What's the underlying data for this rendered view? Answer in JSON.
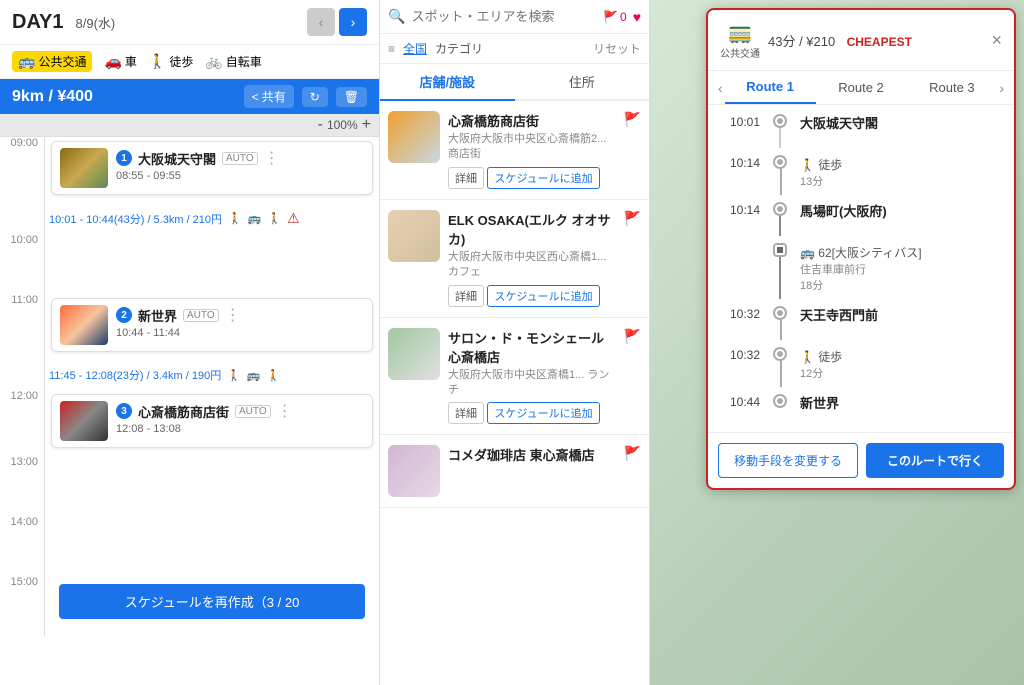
{
  "left": {
    "day": "DAY1",
    "date": "8/9(水)",
    "transport_modes": [
      {
        "label": "公共交通",
        "icon": "🚌",
        "active": true
      },
      {
        "label": "車",
        "icon": "🚗",
        "active": false
      },
      {
        "label": "徒歩",
        "icon": "🚶",
        "active": false
      },
      {
        "label": "自転車",
        "icon": "🚲",
        "active": false
      }
    ],
    "route_distance": "9km / ¥400",
    "share_label": "共有",
    "zoom_level": "100%",
    "zoom_minus": "-",
    "zoom_plus": "+",
    "schedule": [
      {
        "time_label": "09:00",
        "name": "大阪城天守閣",
        "time_range": "08:55 - 09:55",
        "badge_num": "1",
        "badge_auto": "AUTO",
        "thumb_class": "schedule-thumb-osaka"
      }
    ],
    "transit_1": {
      "text": "10:01 - 10:44(43分) / 5.3km / 210円",
      "icons": [
        "🚶",
        "🚌",
        "🚶"
      ],
      "alert": "⚠"
    },
    "schedule_2": [
      {
        "time_label": "11:00",
        "name": "新世界",
        "time_range": "10:44 - 11:44",
        "badge_num": "2",
        "badge_auto": "AUTO",
        "thumb_class": "schedule-thumb-shinsekai"
      }
    ],
    "transit_2": {
      "text": "11:45 - 12:08(23分) / 3.4km / 190円",
      "icons": [
        "🚶",
        "🚌",
        "🚶"
      ]
    },
    "schedule_3": [
      {
        "time_label": "12:00",
        "name": "心斎橋筋商店街",
        "time_range": "12:08 - 13:08",
        "badge_num": "3",
        "badge_auto": "AUTO",
        "thumb_class": "schedule-thumb-shinsaibashi"
      }
    ],
    "time_labels": [
      "09:00",
      "10:00",
      "11:00",
      "12:00",
      "13:00",
      "14:00",
      "15:00"
    ],
    "reschedule_label": "スケジュールを再作成（3 / 20"
  },
  "middle": {
    "search_placeholder": "スポット・エリアを検索",
    "flag_count": "0",
    "filter_label": "全国",
    "category_label": "カテゴリ",
    "reset_label": "リセット",
    "tab_shops": "店舗/施設",
    "tab_address": "住所",
    "places": [
      {
        "name": "心斎橋筋商店街",
        "addr": "大阪府大阪市中央区心斎橋筋2... 商店街",
        "category": "",
        "thumb_class": "place-thumb-1"
      },
      {
        "name": "ELK OSAKA(エルク オオサカ)",
        "addr": "大阪府大阪市中央区西心斎橋1... カフェ",
        "category": "",
        "thumb_class": "place-thumb-2"
      },
      {
        "name": "サロン・ド・モンシェール 心斎橋店",
        "addr": "大阪府大阪市中央区斎橋1... ランチ",
        "category": "",
        "thumb_class": "place-thumb-3"
      },
      {
        "name": "コメダ珈琲店 東心斎橋店",
        "addr": "",
        "category": "",
        "thumb_class": "place-thumb-4"
      }
    ],
    "detail_label": "詳細",
    "add_label": "スケジュールに追加"
  },
  "route_panel": {
    "transport_icon": "🚃",
    "summary": "43分 / ¥210",
    "cheapest": "CHEAPEST",
    "close": "×",
    "transport_label": "公共交通",
    "tabs": [
      "Route 1",
      "Route 2",
      "Route 3"
    ],
    "active_tab": 0,
    "steps": [
      {
        "time": "10:01",
        "place": "大阪城天守閣",
        "type": "station",
        "detail": "",
        "sub": ""
      },
      {
        "time": "10:14",
        "place": "",
        "type": "walk",
        "detail": "徒歩",
        "sub": "13分"
      },
      {
        "time": "10:14",
        "place": "馬場町(大阪府)",
        "type": "station",
        "detail": "",
        "sub": ""
      },
      {
        "time": "",
        "place": "",
        "type": "bus",
        "detail": "62[大阪シティバス]",
        "sub": "住吉車庫前行\n18分"
      },
      {
        "time": "10:32",
        "place": "天王寺西門前",
        "type": "station",
        "detail": "",
        "sub": ""
      },
      {
        "time": "10:32",
        "place": "",
        "type": "walk",
        "detail": "徒歩",
        "sub": "12分"
      },
      {
        "time": "10:44",
        "place": "新世界",
        "type": "station",
        "detail": "",
        "sub": ""
      }
    ],
    "change_btn": "移動手段を変更する",
    "go_btn": "このルートで行く"
  }
}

- [Set task]:
From the data above, write out everything exactly except the pictures.

- [Exercise solution]:
What's the underlying data for this rendered view? Answer in JSON.
{
  "left": {
    "day": "DAY1",
    "date": "8/9(水)",
    "transport_modes": [
      {
        "label": "公共交通",
        "icon": "🚌",
        "active": true
      },
      {
        "label": "車",
        "icon": "🚗",
        "active": false
      },
      {
        "label": "徒歩",
        "icon": "🚶",
        "active": false
      },
      {
        "label": "自転車",
        "icon": "🚲",
        "active": false
      }
    ],
    "route_distance": "9km / ¥400",
    "share_label": "共有",
    "zoom_level": "100%",
    "zoom_minus": "-",
    "zoom_plus": "+",
    "schedule": [
      {
        "time_label": "09:00",
        "name": "大阪城天守閣",
        "time_range": "08:55 - 09:55",
        "badge_num": "1",
        "badge_auto": "AUTO",
        "thumb_class": "schedule-thumb-osaka"
      }
    ],
    "transit_1": {
      "text": "10:01 - 10:44(43分) / 5.3km / 210円",
      "icons": [
        "🚶",
        "🚌",
        "🚶"
      ],
      "alert": "⚠"
    },
    "schedule_2": [
      {
        "time_label": "11:00",
        "name": "新世界",
        "time_range": "10:44 - 11:44",
        "badge_num": "2",
        "badge_auto": "AUTO",
        "thumb_class": "schedule-thumb-shinsekai"
      }
    ],
    "transit_2": {
      "text": "11:45 - 12:08(23分) / 3.4km / 190円",
      "icons": [
        "🚶",
        "🚌",
        "🚶"
      ]
    },
    "schedule_3": [
      {
        "time_label": "12:00",
        "name": "心斎橋筋商店街",
        "time_range": "12:08 - 13:08",
        "badge_num": "3",
        "badge_auto": "AUTO",
        "thumb_class": "schedule-thumb-shinsaibashi"
      }
    ],
    "time_labels": [
      "09:00",
      "10:00",
      "11:00",
      "12:00",
      "13:00",
      "14:00",
      "15:00"
    ],
    "reschedule_label": "スケジュールを再作成（3 / 20"
  },
  "middle": {
    "search_placeholder": "スポット・エリアを検索",
    "flag_count": "0",
    "filter_label": "全国",
    "category_label": "カテゴリ",
    "reset_label": "リセット",
    "tab_shops": "店舗/施設",
    "tab_address": "住所",
    "places": [
      {
        "name": "心斎橋筋商店街",
        "addr": "大阪府大阪市中央区心斎橋筋2... 商店街",
        "category": "",
        "thumb_class": "place-thumb-1"
      },
      {
        "name": "ELK OSAKA(エルク オオサカ)",
        "addr": "大阪府大阪市中央区西心斎橋1... カフェ",
        "category": "",
        "thumb_class": "place-thumb-2"
      },
      {
        "name": "サロン・ド・モンシェール 心斎橋店",
        "addr": "大阪府大阪市中央区斎橋1... ランチ",
        "category": "",
        "thumb_class": "place-thumb-3"
      },
      {
        "name": "コメダ珈琲店 東心斎橋店",
        "addr": "",
        "category": "",
        "thumb_class": "place-thumb-4"
      }
    ],
    "detail_label": "詳細",
    "add_label": "スケジュールに追加"
  },
  "route_panel": {
    "transport_icon": "🚃",
    "summary": "43分 / ¥210",
    "cheapest": "CHEAPEST",
    "close": "×",
    "transport_label": "公共交通",
    "tabs": [
      "Route 1",
      "Route 2",
      "Route 3"
    ],
    "active_tab": 0,
    "steps": [
      {
        "time": "10:01",
        "place": "大阪城天守閣",
        "type": "station",
        "detail": "",
        "sub": ""
      },
      {
        "time": "10:14",
        "place": "",
        "type": "walk",
        "detail": "徒歩",
        "sub": "13分"
      },
      {
        "time": "10:14",
        "place": "馬場町(大阪府)",
        "type": "station",
        "detail": "",
        "sub": ""
      },
      {
        "time": "",
        "place": "",
        "type": "bus",
        "detail": "62[大阪シティバス]",
        "sub": "住吉車庫前行\n18分"
      },
      {
        "time": "10:32",
        "place": "天王寺西門前",
        "type": "station",
        "detail": "",
        "sub": ""
      },
      {
        "time": "10:32",
        "place": "",
        "type": "walk",
        "detail": "徒歩",
        "sub": "12分"
      },
      {
        "time": "10:44",
        "place": "新世界",
        "type": "station",
        "detail": "",
        "sub": ""
      }
    ],
    "change_btn": "移動手段を変更する",
    "go_btn": "このルートで行く"
  }
}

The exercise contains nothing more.